- Task to carry out: Copy out each line that mentions the word "text".

[Extracted records]
>> Start

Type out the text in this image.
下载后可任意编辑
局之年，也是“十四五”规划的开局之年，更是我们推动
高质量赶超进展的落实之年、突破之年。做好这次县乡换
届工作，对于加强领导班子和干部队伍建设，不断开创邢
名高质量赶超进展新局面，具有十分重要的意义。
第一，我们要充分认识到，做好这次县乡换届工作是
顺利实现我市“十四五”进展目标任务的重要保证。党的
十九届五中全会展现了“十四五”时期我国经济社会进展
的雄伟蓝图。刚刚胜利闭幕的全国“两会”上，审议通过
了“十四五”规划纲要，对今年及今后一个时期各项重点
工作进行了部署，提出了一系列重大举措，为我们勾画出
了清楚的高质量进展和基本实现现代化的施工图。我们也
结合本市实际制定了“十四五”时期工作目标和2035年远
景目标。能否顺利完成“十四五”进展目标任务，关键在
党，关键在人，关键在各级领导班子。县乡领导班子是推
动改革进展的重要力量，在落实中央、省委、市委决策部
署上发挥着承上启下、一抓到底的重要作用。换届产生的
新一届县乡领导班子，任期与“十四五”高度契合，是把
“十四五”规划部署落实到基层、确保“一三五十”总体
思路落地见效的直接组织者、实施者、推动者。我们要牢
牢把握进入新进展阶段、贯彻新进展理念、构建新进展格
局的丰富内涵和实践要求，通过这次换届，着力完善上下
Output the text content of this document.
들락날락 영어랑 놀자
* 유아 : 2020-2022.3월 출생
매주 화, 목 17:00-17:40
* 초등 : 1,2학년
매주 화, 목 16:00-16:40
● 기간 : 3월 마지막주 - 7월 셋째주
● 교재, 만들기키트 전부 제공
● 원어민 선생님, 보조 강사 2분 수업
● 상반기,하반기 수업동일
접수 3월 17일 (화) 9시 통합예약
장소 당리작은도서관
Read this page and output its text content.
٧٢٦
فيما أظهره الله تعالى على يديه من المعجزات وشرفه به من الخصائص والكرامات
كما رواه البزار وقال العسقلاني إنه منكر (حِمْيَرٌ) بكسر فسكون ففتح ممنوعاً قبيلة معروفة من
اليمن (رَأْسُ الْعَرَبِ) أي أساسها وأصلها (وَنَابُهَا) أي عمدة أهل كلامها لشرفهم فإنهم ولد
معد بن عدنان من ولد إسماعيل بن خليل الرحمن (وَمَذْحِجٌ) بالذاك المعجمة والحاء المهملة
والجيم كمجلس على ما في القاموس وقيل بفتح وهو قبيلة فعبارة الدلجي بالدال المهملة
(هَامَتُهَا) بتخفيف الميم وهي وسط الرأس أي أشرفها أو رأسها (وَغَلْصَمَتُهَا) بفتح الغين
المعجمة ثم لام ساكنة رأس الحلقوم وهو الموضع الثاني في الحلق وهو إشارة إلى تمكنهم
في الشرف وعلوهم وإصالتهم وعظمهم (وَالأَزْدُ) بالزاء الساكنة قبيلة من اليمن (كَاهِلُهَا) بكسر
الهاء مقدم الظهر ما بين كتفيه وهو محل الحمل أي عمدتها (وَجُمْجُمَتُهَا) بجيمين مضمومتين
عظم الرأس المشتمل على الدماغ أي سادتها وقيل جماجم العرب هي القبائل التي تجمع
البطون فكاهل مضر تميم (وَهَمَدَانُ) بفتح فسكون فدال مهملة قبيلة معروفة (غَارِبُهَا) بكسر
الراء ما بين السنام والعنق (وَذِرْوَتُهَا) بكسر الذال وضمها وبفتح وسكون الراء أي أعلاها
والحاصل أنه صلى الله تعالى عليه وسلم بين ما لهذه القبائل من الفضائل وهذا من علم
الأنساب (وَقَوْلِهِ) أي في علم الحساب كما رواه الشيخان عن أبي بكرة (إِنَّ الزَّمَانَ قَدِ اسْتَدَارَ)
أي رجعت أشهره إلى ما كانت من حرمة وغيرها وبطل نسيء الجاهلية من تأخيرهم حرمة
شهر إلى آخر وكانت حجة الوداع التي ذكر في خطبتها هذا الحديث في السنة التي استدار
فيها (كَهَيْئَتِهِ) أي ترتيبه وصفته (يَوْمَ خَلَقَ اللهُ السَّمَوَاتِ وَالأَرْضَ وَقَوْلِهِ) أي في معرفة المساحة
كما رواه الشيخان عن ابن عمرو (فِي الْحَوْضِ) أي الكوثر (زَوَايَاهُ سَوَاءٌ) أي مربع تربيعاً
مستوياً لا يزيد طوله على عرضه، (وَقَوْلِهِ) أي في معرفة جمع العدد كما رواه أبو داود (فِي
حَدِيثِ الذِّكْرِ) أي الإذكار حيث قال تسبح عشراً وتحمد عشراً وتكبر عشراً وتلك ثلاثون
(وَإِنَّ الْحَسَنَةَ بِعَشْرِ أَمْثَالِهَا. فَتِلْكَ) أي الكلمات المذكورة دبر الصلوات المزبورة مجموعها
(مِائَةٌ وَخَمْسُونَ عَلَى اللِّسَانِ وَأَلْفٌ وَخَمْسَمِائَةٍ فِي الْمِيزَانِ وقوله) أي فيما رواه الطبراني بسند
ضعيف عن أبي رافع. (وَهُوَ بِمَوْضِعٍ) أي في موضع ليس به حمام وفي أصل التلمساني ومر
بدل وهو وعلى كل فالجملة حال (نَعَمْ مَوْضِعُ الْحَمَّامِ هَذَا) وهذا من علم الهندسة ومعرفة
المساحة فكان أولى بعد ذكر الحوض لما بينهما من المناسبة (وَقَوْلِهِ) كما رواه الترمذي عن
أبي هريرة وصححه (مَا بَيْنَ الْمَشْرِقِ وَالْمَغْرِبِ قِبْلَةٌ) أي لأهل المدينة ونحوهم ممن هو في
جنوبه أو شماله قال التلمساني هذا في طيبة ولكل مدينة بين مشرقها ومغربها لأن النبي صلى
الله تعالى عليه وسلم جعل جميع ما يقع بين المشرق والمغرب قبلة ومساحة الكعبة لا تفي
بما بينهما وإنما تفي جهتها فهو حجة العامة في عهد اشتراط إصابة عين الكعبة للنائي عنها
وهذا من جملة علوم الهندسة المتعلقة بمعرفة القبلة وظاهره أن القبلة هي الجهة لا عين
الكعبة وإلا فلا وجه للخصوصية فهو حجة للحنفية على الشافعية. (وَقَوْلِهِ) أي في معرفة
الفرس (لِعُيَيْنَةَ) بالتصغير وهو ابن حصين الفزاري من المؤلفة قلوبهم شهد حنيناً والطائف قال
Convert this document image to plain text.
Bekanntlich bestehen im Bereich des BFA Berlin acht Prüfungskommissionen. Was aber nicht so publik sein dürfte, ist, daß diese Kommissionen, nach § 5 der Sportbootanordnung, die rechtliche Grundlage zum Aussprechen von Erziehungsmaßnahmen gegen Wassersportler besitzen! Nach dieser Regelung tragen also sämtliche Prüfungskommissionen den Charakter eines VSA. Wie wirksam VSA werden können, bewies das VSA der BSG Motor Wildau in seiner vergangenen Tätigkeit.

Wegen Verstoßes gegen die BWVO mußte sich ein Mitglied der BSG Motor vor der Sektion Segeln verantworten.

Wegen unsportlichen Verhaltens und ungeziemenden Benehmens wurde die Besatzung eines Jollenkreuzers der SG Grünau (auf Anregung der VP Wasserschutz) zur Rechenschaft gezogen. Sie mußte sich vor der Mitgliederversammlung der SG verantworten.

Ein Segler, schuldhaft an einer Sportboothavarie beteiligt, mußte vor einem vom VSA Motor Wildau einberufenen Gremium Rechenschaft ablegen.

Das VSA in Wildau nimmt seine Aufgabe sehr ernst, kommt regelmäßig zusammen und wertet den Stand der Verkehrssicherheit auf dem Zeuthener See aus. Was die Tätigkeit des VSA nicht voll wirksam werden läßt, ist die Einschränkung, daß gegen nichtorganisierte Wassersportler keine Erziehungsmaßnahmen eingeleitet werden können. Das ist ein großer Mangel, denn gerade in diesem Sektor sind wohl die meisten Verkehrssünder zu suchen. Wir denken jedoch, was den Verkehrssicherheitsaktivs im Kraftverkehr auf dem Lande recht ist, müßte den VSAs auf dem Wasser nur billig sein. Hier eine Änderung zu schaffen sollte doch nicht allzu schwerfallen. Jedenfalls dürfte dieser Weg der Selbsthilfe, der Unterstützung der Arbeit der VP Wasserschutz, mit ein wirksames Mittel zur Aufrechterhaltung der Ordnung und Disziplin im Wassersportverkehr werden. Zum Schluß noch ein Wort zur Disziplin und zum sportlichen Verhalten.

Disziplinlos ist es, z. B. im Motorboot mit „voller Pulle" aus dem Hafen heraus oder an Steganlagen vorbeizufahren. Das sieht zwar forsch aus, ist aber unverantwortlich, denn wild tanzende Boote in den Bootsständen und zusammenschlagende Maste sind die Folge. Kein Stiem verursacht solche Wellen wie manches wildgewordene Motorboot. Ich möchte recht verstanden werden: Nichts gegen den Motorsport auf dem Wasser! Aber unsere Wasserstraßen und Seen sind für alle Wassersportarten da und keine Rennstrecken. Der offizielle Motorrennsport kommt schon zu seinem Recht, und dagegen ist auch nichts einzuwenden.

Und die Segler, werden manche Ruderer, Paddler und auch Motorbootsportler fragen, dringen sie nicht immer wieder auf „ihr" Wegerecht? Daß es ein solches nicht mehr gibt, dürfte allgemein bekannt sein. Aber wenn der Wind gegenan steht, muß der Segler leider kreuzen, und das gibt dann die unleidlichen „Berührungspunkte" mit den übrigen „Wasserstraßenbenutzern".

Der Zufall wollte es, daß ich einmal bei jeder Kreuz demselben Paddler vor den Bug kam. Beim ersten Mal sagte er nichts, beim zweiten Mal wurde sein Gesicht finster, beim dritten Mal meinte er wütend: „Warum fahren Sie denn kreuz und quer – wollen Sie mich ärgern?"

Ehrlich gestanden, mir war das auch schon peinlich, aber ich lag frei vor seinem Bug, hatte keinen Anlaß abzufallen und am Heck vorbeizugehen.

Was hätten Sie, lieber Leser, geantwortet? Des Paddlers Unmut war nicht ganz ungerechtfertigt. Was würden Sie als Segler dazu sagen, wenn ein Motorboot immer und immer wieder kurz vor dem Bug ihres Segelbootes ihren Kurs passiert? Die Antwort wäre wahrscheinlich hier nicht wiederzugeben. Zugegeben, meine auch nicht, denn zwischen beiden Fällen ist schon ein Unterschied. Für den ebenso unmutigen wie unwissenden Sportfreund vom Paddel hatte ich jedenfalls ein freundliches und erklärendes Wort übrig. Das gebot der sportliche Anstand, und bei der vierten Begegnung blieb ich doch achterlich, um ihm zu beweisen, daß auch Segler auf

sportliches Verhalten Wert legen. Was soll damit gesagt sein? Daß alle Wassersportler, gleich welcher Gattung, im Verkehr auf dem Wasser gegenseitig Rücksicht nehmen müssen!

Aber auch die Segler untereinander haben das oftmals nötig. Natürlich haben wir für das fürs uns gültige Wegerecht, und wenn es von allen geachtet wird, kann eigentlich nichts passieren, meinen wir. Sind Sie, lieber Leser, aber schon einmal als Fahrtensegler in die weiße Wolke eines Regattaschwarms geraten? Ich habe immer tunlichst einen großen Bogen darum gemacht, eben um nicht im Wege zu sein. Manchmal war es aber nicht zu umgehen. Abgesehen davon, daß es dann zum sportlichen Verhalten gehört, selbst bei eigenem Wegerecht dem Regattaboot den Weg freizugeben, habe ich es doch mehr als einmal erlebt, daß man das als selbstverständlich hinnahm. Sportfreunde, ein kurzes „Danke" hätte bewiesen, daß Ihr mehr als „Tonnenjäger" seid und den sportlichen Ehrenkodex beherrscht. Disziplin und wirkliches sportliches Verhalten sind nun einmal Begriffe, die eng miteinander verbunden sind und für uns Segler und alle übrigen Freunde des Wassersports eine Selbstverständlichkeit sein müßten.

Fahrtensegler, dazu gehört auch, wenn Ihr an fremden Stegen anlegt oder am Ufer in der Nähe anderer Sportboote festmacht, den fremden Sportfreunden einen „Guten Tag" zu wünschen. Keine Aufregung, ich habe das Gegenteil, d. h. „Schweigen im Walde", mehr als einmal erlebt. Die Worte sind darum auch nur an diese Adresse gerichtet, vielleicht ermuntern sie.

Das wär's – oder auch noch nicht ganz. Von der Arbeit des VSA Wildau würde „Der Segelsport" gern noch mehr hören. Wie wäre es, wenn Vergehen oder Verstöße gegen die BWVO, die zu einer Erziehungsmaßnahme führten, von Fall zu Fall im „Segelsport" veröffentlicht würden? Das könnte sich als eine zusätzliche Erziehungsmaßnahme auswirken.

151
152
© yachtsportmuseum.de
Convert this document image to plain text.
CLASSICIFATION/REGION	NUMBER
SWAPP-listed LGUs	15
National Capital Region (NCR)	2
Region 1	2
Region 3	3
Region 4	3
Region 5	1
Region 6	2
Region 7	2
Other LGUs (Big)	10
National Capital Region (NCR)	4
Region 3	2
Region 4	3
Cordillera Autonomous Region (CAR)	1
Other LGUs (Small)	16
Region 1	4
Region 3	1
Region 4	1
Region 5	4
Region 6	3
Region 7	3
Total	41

>> End

- Result:
Type out the text in this image.
Output the text content of this document.
Read this page and output its text content.
Convert this document image to plain text.
Convert this document image to plain text.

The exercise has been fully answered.